§ GOAL OF THE EXERCISE:
Select from the data all lines with the word "Channel".

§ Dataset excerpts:
◆ ◆ ◆ ◆

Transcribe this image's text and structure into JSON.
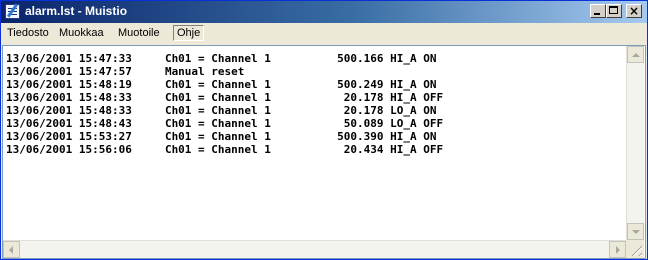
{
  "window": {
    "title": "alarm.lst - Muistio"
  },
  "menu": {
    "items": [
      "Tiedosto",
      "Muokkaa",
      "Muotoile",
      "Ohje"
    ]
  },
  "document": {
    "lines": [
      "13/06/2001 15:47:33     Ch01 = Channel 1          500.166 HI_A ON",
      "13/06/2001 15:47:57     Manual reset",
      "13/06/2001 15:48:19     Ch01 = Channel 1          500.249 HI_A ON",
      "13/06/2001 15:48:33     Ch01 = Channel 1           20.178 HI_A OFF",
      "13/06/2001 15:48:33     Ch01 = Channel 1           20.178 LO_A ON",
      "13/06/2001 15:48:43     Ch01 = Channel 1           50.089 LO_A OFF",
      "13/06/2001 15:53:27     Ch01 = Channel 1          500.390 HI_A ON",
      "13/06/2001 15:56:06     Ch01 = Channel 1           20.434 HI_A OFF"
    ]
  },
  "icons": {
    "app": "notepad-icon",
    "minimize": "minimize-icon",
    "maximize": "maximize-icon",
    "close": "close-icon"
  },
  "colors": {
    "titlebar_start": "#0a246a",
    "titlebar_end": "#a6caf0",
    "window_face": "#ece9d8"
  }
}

◆ ◆ ◆ ◆

§ WRITTEN SOLUTION:
      "13/06/2001 15:47:33     Ch01 = Channel 1          500.166 HI_A ON",
      "13/06/2001 15:48:19     Ch01 = Channel 1          500.249 HI_A ON",
      "13/06/2001 15:48:33     Ch01 = Channel 1           20.178 HI_A OFF",
      "13/06/2001 15:48:33     Ch01 = Channel 1           20.178 LO_A ON",
      "13/06/2001 15:48:43     Ch01 = Channel 1           50.089 LO_A OFF",
      "13/06/2001 15:53:27     Ch01 = Channel 1          500.390 HI_A ON",
      "13/06/2001 15:56:06     Ch01 = Channel 1           20.434 HI_A OFF"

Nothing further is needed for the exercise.